Data for this exercise

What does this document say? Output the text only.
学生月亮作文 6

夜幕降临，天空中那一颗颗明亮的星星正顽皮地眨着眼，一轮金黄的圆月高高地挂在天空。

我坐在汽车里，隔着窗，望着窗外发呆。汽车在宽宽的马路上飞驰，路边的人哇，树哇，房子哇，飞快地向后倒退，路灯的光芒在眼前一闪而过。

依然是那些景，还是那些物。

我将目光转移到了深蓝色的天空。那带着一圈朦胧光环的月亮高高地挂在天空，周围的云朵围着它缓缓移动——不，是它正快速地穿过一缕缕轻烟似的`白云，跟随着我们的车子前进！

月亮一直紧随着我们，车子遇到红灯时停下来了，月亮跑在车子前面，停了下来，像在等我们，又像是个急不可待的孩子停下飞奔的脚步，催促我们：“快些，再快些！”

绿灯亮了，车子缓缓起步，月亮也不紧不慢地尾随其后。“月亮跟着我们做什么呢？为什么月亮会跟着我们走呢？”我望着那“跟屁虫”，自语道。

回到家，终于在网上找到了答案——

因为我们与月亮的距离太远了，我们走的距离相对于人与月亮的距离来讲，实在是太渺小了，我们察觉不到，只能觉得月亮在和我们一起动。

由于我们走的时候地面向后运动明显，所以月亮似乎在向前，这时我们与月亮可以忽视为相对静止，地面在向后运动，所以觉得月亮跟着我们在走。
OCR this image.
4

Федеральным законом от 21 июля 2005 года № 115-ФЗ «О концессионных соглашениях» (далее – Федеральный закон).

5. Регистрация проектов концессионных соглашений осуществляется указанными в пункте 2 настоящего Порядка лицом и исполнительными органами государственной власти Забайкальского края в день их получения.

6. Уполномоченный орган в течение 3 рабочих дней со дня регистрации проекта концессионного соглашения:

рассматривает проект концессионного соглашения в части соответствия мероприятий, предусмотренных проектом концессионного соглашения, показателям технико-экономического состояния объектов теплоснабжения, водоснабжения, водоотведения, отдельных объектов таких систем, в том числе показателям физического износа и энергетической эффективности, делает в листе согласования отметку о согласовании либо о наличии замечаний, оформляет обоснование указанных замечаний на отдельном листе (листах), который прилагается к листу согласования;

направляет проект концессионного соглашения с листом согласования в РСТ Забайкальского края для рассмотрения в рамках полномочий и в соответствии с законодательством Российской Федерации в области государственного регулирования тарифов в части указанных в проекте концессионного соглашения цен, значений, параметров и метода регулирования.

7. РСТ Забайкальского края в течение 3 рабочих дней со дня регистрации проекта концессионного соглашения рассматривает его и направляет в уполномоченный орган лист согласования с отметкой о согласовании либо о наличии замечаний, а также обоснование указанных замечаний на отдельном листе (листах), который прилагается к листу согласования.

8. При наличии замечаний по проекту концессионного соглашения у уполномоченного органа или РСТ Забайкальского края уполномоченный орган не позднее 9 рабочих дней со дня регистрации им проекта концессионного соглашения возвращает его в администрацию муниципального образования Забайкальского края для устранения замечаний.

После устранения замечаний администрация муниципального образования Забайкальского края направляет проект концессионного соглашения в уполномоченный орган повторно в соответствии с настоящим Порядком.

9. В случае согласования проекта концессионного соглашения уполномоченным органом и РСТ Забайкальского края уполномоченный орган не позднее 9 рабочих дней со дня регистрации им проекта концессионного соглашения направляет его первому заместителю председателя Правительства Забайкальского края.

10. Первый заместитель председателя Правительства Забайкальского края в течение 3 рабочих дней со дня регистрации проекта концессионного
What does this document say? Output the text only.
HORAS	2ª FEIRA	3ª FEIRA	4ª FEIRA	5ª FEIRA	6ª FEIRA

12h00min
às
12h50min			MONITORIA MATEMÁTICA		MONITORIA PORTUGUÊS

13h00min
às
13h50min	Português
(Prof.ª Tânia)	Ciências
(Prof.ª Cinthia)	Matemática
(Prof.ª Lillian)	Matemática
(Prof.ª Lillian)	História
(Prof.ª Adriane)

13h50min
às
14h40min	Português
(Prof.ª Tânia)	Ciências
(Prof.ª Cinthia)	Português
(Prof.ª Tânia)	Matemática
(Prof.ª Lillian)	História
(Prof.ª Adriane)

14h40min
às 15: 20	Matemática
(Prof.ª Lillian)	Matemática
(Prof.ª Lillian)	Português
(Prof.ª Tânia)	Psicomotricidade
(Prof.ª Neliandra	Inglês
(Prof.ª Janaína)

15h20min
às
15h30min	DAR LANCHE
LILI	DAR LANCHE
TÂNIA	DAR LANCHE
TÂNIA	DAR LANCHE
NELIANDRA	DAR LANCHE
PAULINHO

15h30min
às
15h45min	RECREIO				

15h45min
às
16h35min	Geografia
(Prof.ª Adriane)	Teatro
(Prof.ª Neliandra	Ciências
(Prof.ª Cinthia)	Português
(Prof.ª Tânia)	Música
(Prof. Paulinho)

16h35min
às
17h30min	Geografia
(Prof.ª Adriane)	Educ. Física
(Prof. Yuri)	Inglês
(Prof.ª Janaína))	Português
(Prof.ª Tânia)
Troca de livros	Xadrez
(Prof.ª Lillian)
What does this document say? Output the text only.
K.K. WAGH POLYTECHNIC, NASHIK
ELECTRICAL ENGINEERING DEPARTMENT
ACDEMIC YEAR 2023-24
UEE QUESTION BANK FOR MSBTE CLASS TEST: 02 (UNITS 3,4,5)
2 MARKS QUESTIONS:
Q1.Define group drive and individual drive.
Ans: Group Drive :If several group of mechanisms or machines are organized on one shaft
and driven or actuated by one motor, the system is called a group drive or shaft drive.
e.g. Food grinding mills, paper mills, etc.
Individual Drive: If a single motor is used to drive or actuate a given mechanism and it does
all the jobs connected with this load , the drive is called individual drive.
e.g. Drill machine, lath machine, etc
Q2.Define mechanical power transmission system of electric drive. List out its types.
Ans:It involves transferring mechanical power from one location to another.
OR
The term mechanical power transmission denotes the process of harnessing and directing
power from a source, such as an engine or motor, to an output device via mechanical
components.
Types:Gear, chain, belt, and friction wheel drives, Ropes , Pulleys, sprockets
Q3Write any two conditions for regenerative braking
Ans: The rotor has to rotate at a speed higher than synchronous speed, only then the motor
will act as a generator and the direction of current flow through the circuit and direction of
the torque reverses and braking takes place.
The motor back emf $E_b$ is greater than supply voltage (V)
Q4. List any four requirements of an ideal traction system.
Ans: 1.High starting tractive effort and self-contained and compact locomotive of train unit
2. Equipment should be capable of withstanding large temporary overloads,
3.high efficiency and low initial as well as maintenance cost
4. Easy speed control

Exercise
Extract, from the material above, each line holding the word "system".

Full response
and driven or actuated by one motor, the system is called a group drive or shaft drive.
Q2.Define mechanical power transmission system of electric drive. List out its types.
Q4. List any four requirements of an ideal traction system.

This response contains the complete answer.